→ **Available data**
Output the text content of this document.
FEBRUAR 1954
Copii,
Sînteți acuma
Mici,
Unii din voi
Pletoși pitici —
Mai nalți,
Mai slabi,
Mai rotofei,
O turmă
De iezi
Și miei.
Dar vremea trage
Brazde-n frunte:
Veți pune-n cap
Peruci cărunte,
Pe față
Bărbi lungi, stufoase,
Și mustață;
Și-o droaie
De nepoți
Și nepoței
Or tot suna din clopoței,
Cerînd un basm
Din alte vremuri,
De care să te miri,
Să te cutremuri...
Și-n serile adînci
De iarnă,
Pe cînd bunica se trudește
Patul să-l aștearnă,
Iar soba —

→ **Given problem**
Please output the entire listing exactly as it stands.

→ **Answer to this exercise**
Output the text content of this document.
FEBRUAR 1954
Copii,
Sînteți acuma
Mici,
Unii din voi
Pletoși pitici —
Mai nalți,
Mai slabi,
Mai rotofei,
O turmă
De iezi
Și miei.
Dar vremea trage
Brazde-n frunte:
Veți pune-n cap
Peruci cărunte,
Pe față
Bărbi lungi, stufoase,
Și mustață;
Și-o droaie
De nepoți
Și nepoței
Or tot suna din clopoței,
Cerînd un basm
Din alte vremuri,
De care să te miri,
Să te cutremuri...
Și-n serile adînci
De iarnă,
Pe cînd bunica se trudește
Patul să-l aștearnă,
Iar soba —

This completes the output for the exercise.